### Görevleriniz
- 1) Suçluluk psikolojisi üzerine yazıda "Maalesef suçluluk duygusunun" diye başlayan paragrafı, ana bilgilerini koruyarak daha kısa yazın.
- 2) Suçluluk psikolojisi üzerine yazıya göre suçluluk ilk önce hangi durumlarda ortaya çıkar?
- 3) Suçluluk psikolojisi üzerine yazıyı kaldığı yerden sürdürün.

### Sayfa alıntısı
****************************************

Suçluluk psikolojisi prizmasıyla hayata bakış açım.

Suçluluk, ilk önce kendimle ilgili olumsuz düşünce ve durumlarda ortaya çıkar.
Kötü, değersiz, her zaman yanlış seçimler yapan, diğerleri gibi olmayan biri gibi düşünürüm kendimi.
Maalesef suçluluk duygusunun bir günde doğmadığını fark ettim. Ebeveynlerim, aile büyüklerim ve içinde olduğum toplum ile eğitim ve manipülasyonları sonucu bu psikolojinin bana aşılandığını fark ettim.
Çocukluğumdan beri çocuk ′′ Hayatımı sürdürememe neden oldun... ya da... Sen olmasaydın gergin olmazdım ve kalbim sağlıklı olurdu, hayatımı sana göre düzenlemek zorunda kaldım.′′
duyumlarının beynimde, zihnimde hafızamda kalıcı olarak yerleştiğini fark ettim. Bu ebeveyn söylemi zannetmeyin. Farklı kelimeler aynı etki ile hep işlenen ve kesintisiz yapılan bir suçluluk psikolojisi var etme aşısı.

****************************************

### Veri satırları

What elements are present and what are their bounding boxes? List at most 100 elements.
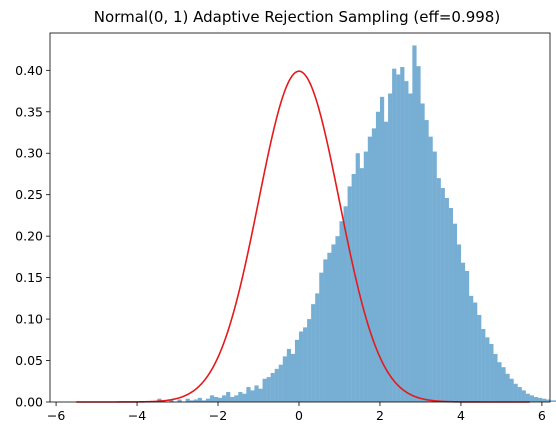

****************************************

### Yanıt listesi
- 1) Suçluluk duygusu bir günde oluşmadı. Bu psikoloji bana ebeveynlerimin, aile büyüklerimin ve toplumun eğitimi ve manipülasyonlarıyla aşılandı.

- 2) Kişinin kendisiyle ilgili olumsuz düşünce ve durumlarda ortaya çıkar.

- 3)
Öğretmenin "Sizler için ben sizden çok gayret ediyorum, Size gösterdiğim özen ve verdiğim emeği aileniz bile vermiyordur. Bu kadar basit bir görev veya ödevi yapamamış olmaktan utanmıyormusun."
Konu komşu hele ki organize ve kesintisiz iletişim içindeymiş gibiler. "Bir gün de rahatsızlık verme. Tatile gitmiştiniz kafamız rahattı. Hatta bazen aşırıya kaçar aşı: Bir daha benim çocuğumla oynama. Annem / Babam seninle oynamama - arkadaşlık etmeme- kızıyor,"
Suçluluk duygusunu istemeyerek veya fark etmeyerek aşı olmuş bir çocukluktan daha ileri gide bazen hayat. Suçluluk psikolojisini ′′emmiş′′ bir çocuğun hayatına çevirir yaşanması zorunlu hayatı. Nasıl olur? demeyin olur işte.
.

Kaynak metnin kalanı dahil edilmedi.